Exercise requirements
Report how many lines of the listing below include the word "Simulation". Give nothing but the number.

Entries with figure data
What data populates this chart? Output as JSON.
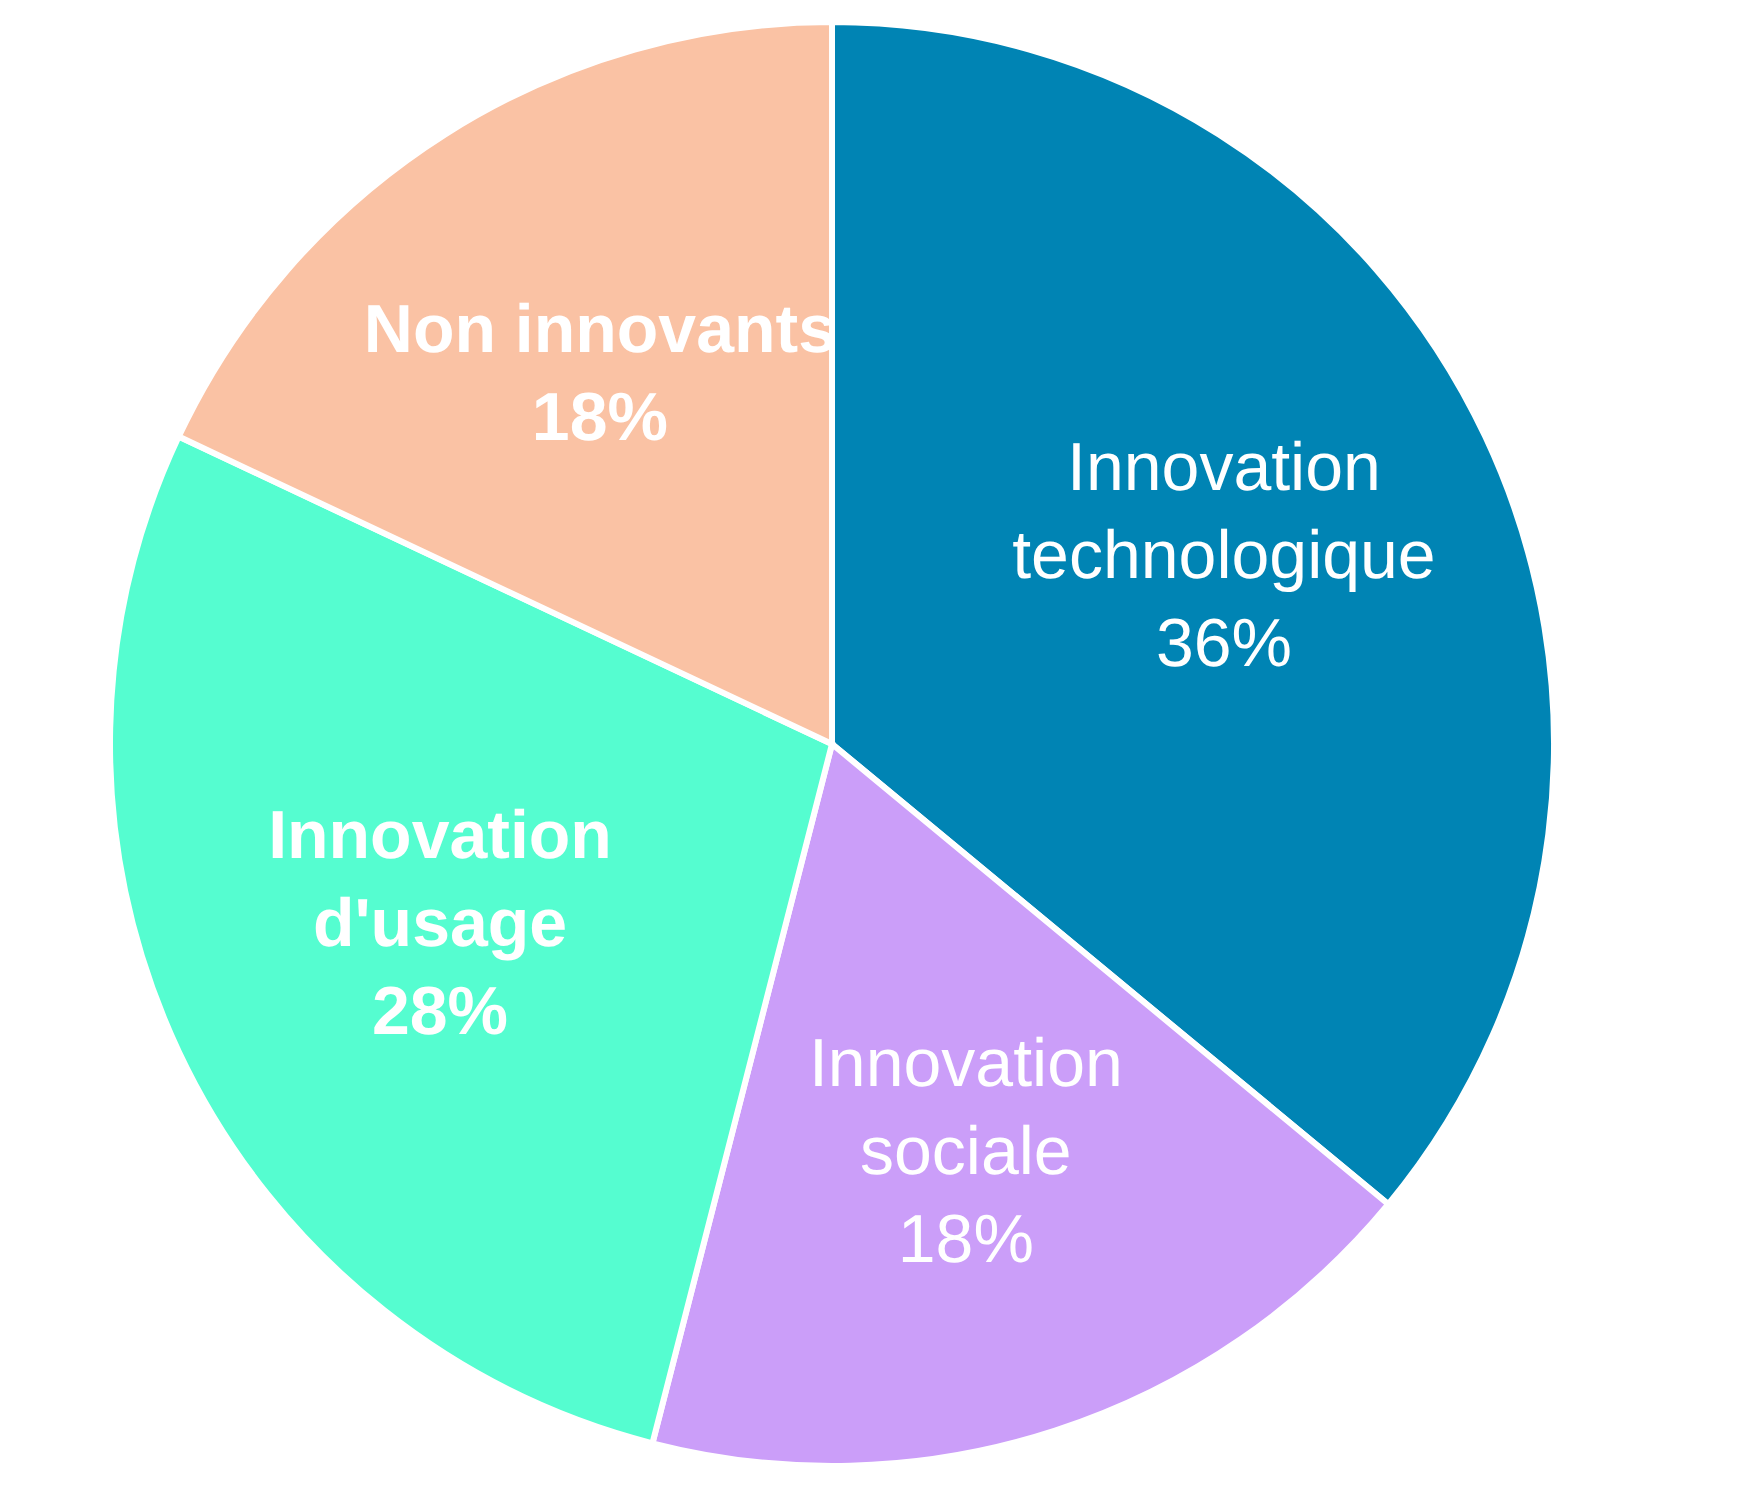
{
  "chart_data": {
    "type": "pie",
    "categories": [
      "Innovation technologique",
      "Innovation sociale",
      "Innovation d'usage",
      "Non innovants"
    ],
    "values": [
      36,
      18,
      28,
      18
    ],
    "value_labels": [
      "36%",
      "18%",
      "28%",
      "18%"
    ],
    "colors": [
      "#0084b4",
      "#cb9ef9",
      "#55fdd0",
      "#fac2a4"
    ]
  }
}
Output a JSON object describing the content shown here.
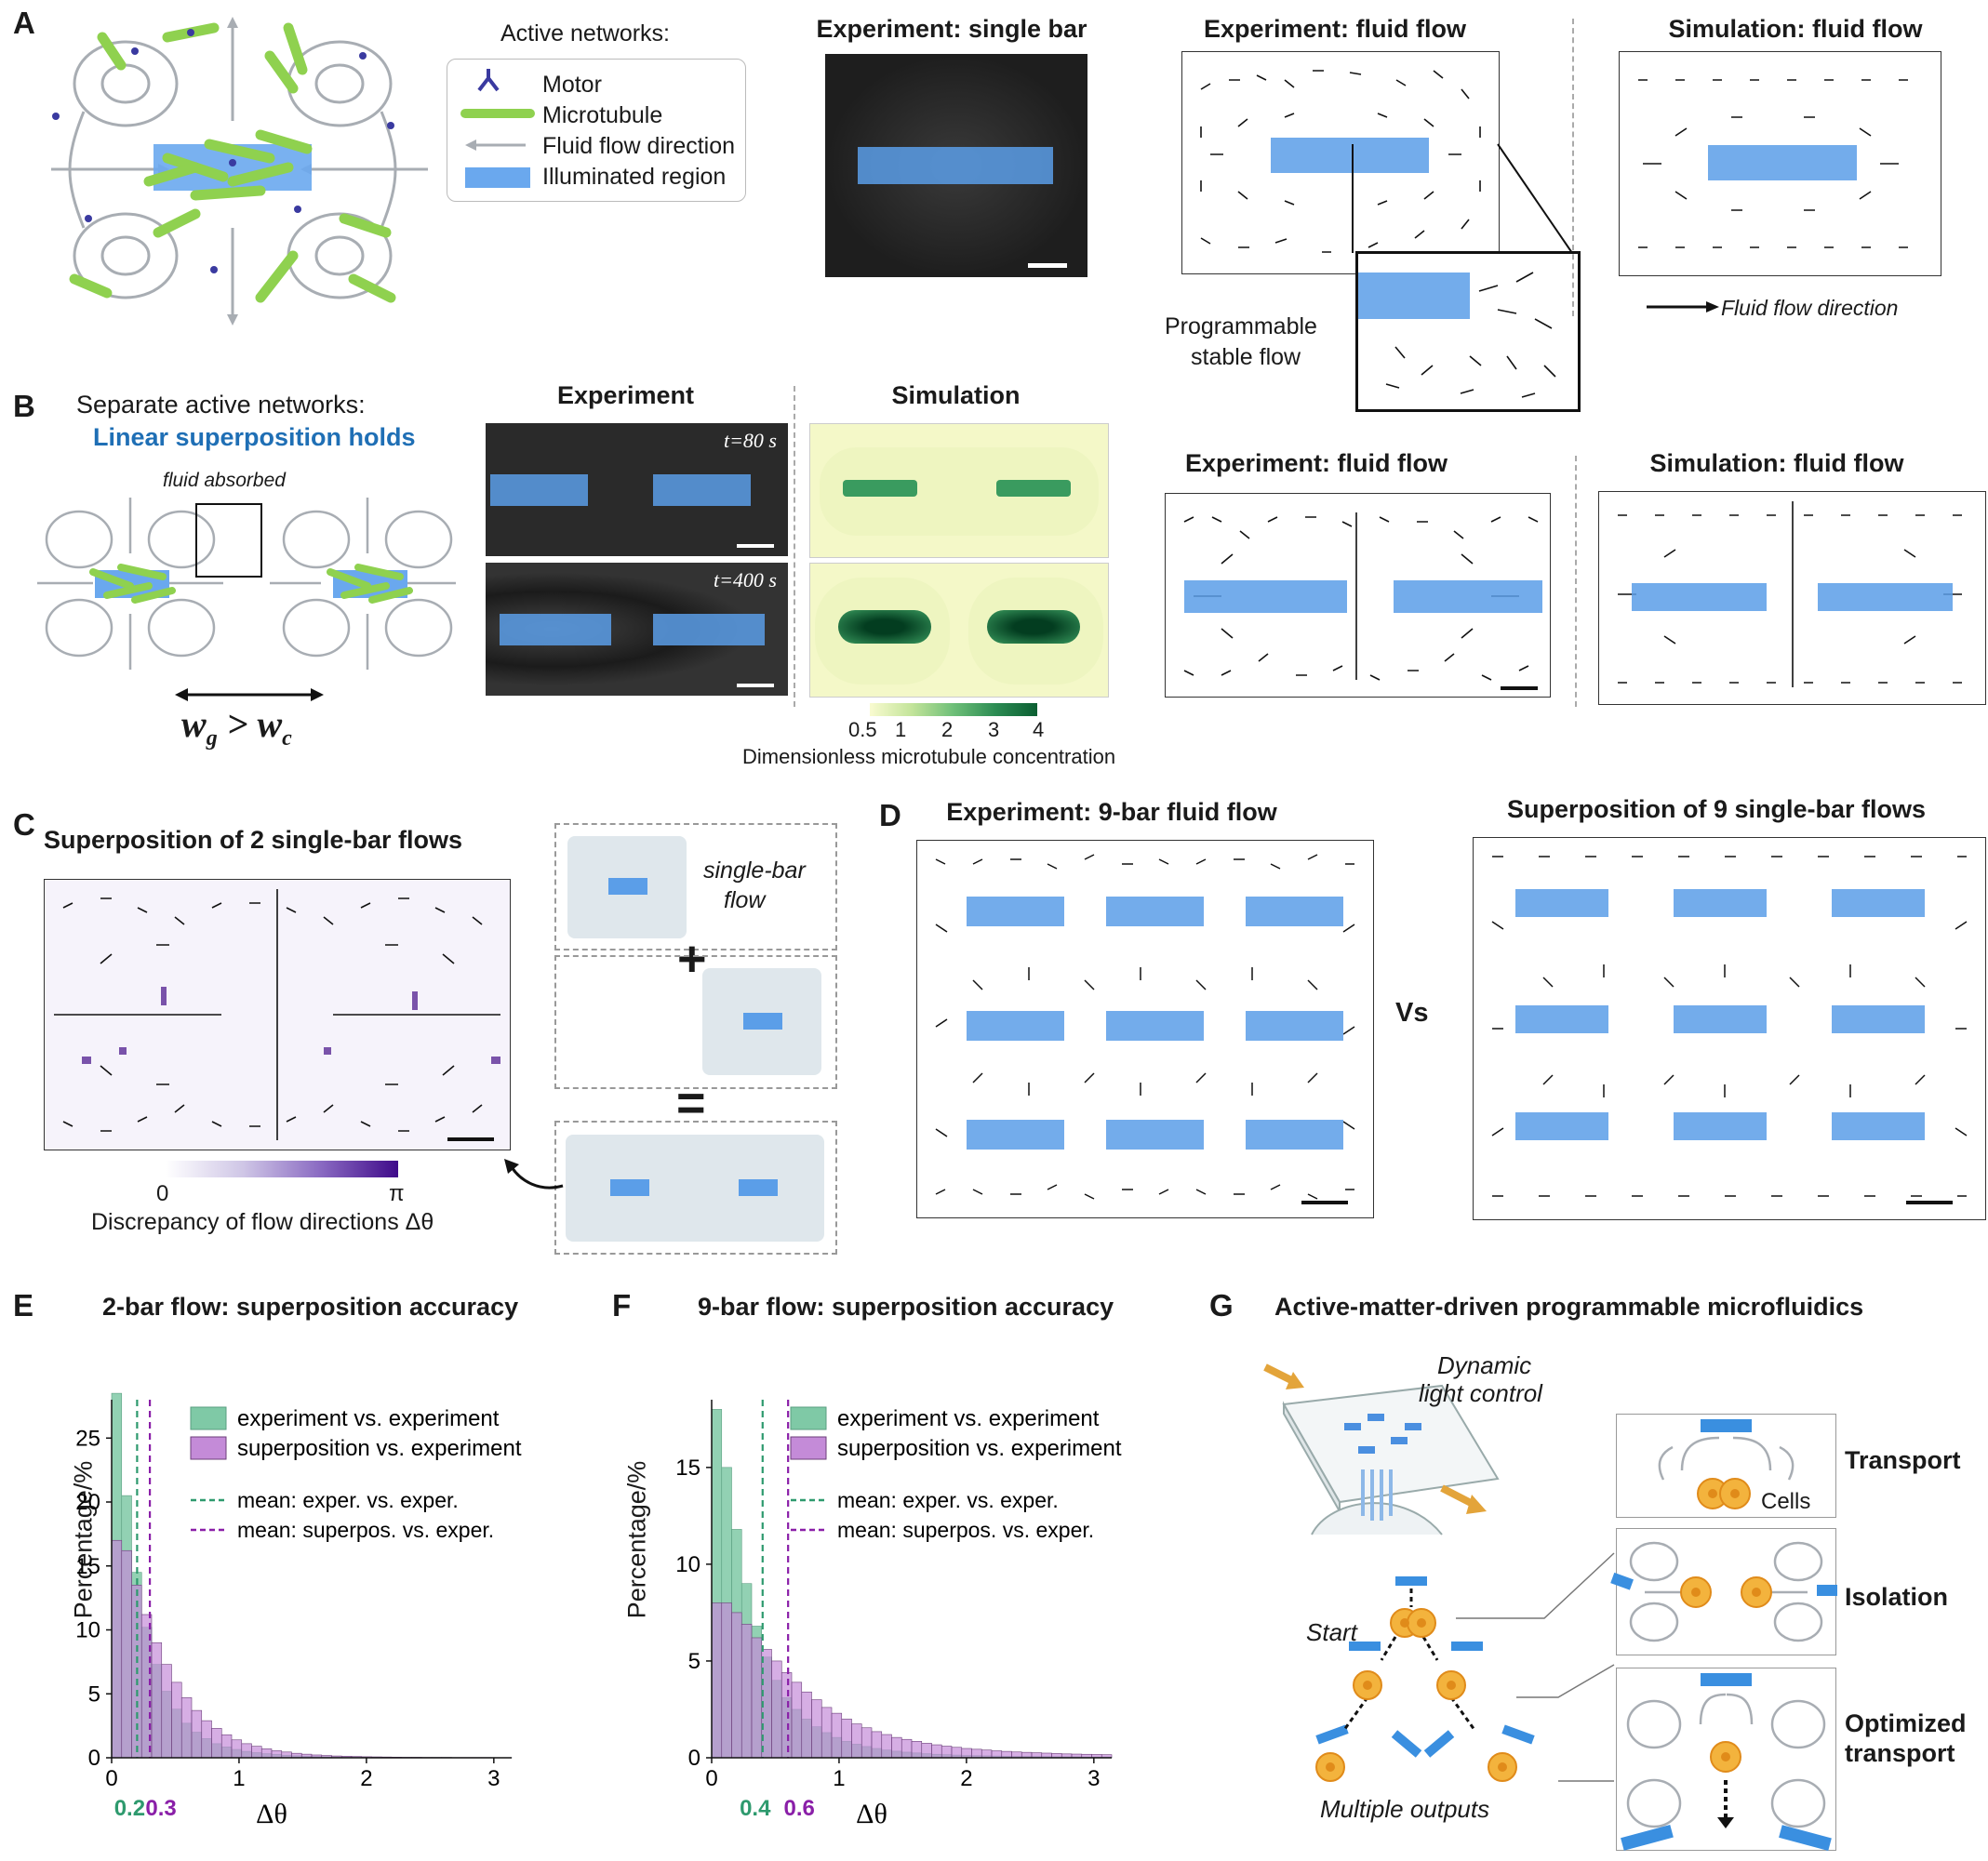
{
  "panels": {
    "A": {
      "letter": "A",
      "legend_title": "Active networks:",
      "legend_items": [
        {
          "label": "Motor",
          "icon": "motor-icon"
        },
        {
          "label": "Microtubule",
          "icon": "microtubule-icon"
        },
        {
          "label": "Fluid flow direction",
          "icon": "arrow-icon"
        },
        {
          "label": "Illuminated region",
          "icon": "blue-rect-icon"
        }
      ],
      "exp_single_bar_title": "Experiment: single bar",
      "exp_flow_title": "Experiment: fluid flow",
      "sim_flow_title": "Simulation: fluid flow",
      "inset_label_1": "Programmable",
      "inset_label_2": "stable flow",
      "flow_dir_label": "Fluid flow direction"
    },
    "B": {
      "letter": "B",
      "heading": "Separate active networks:",
      "subheading": "Linear superposition holds",
      "fluid_absorbed": "fluid absorbed",
      "w_g": "w",
      "w_g_sub": "g",
      "w_gt": ">",
      "w_c": "w",
      "w_c_sub": "c",
      "experiment_title": "Experiment",
      "simulation_title": "Simulation",
      "t1": "t=80 s",
      "t2": "t=400 s",
      "colorbar_ticks": [
        "0.5",
        "1",
        "2",
        "3",
        "4"
      ],
      "colorbar_label": "Dimensionless microtubule concentration",
      "exp_flow_title": "Experiment: fluid flow",
      "sim_flow_title": "Simulation: fluid flow"
    },
    "C": {
      "letter": "C",
      "title": "Superposition of 2 single-bar flows",
      "cb_min": "0",
      "cb_max": "π",
      "cb_label": "Discrepancy of flow directions Δθ",
      "single_bar_1": "single-bar",
      "single_bar_2": "flow",
      "plus": "+",
      "equals": "="
    },
    "D": {
      "letter": "D",
      "exp_title": "Experiment: 9-bar fluid flow",
      "sup_title": "Superposition of 9 single-bar flows",
      "vs": "Vs"
    },
    "E": {
      "letter": "E",
      "title": "2-bar flow: superposition accuracy",
      "ylabel": "Percentage/%",
      "xlabel": "Δθ",
      "mean_green": "0.2",
      "mean_purple": "0.3"
    },
    "F": {
      "letter": "F",
      "title": "9-bar flow: superposition accuracy",
      "ylabel": "Percentage/%",
      "xlabel": "Δθ",
      "mean_green": "0.4",
      "mean_purple": "0.6"
    },
    "G": {
      "letter": "G",
      "title": "Active-matter-driven programmable microfluidics",
      "dynamic_1": "Dynamic",
      "dynamic_2": "light control",
      "start": "Start",
      "multiple": "Multiple outputs",
      "cells": "Cells",
      "transport": "Transport",
      "isolation": "Isolation",
      "optimized_1": "Optimized",
      "optimized_2": "transport"
    }
  },
  "legend_common": {
    "exp_vs_exp": "experiment vs. experiment",
    "sup_vs_exp": "superposition vs. experiment",
    "mean_exp": "mean: exper. vs. exper.",
    "mean_sup": "mean: superpos. vs. exper."
  },
  "colors": {
    "green": "#2e9a6e",
    "green_fill": "#7fc9a6",
    "purple": "#8a1fa8",
    "purple_fill": "#c48bd8",
    "blue": "#5b9ee8",
    "mt_green": "#8fd14f",
    "motor": "#3a3aa0"
  },
  "chart_data": [
    {
      "type": "bar",
      "title": "2-bar flow: superposition accuracy",
      "xlabel": "Δθ",
      "ylabel": "Percentage/%",
      "xlim": [
        0,
        3.14
      ],
      "ylim": [
        0,
        28
      ],
      "xticks": [
        "0",
        "1",
        "2",
        "3"
      ],
      "yticks": [
        "0",
        "5",
        "10",
        "15",
        "20",
        "25"
      ],
      "bin_width": 0.0785,
      "series": [
        {
          "name": "experiment vs. experiment",
          "values": [
            28.5,
            20.5,
            14.5,
            10.2,
            7.3,
            5.2,
            3.8,
            2.7,
            2.0,
            1.5,
            1.1,
            0.85,
            0.65,
            0.5,
            0.4,
            0.32,
            0.26,
            0.2,
            0.16,
            0.13,
            0.1,
            0.08,
            0.07,
            0.06,
            0.05,
            0.04,
            0.04,
            0.03,
            0.03,
            0.02,
            0.02,
            0.02,
            0.02,
            0.02,
            0.01,
            0.01,
            0.01,
            0.01,
            0.01,
            0.01
          ]
        },
        {
          "name": "superposition vs. experiment",
          "values": [
            17.0,
            16.2,
            13.5,
            11.2,
            9.0,
            7.3,
            5.9,
            4.7,
            3.7,
            2.9,
            2.3,
            1.8,
            1.4,
            1.1,
            0.9,
            0.7,
            0.55,
            0.45,
            0.35,
            0.28,
            0.22,
            0.18,
            0.14,
            0.12,
            0.1,
            0.08,
            0.07,
            0.06,
            0.05,
            0.04,
            0.04,
            0.03,
            0.03,
            0.03,
            0.02,
            0.02,
            0.02,
            0.02,
            0.01,
            0.01
          ]
        }
      ],
      "means": [
        {
          "name": "mean: exper. vs. exper.",
          "value": 0.2
        },
        {
          "name": "mean: superpos. vs. exper.",
          "value": 0.3
        }
      ]
    },
    {
      "type": "bar",
      "title": "9-bar flow: superposition accuracy",
      "xlabel": "Δθ",
      "ylabel": "Percentage/%",
      "xlim": [
        0,
        3.14
      ],
      "ylim": [
        0,
        18.5
      ],
      "xticks": [
        "0",
        "1",
        "2",
        "3"
      ],
      "yticks": [
        "0",
        "5",
        "10",
        "15"
      ],
      "bin_width": 0.0785,
      "series": [
        {
          "name": "experiment vs. experiment",
          "values": [
            18.0,
            15.0,
            11.8,
            9.0,
            6.8,
            5.2,
            4.0,
            3.1,
            2.5,
            2.0,
            1.6,
            1.3,
            1.05,
            0.85,
            0.7,
            0.58,
            0.48,
            0.4,
            0.34,
            0.29,
            0.25,
            0.21,
            0.18,
            0.16,
            0.14,
            0.12,
            0.11,
            0.1,
            0.09,
            0.08,
            0.07,
            0.07,
            0.06,
            0.06,
            0.05,
            0.05,
            0.05,
            0.04,
            0.04,
            0.04
          ]
        },
        {
          "name": "superposition vs. experiment",
          "values": [
            8.0,
            8.0,
            7.5,
            6.9,
            6.2,
            5.6,
            5.0,
            4.4,
            3.9,
            3.4,
            3.0,
            2.6,
            2.3,
            2.0,
            1.75,
            1.55,
            1.35,
            1.2,
            1.05,
            0.95,
            0.85,
            0.75,
            0.67,
            0.6,
            0.54,
            0.48,
            0.44,
            0.4,
            0.36,
            0.33,
            0.3,
            0.28,
            0.26,
            0.24,
            0.22,
            0.2,
            0.19,
            0.18,
            0.17,
            0.16
          ]
        }
      ],
      "means": [
        {
          "name": "mean: exper. vs. exper.",
          "value": 0.4
        },
        {
          "name": "mean: superpos. vs. exper.",
          "value": 0.6
        }
      ]
    }
  ]
}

Exercise response
3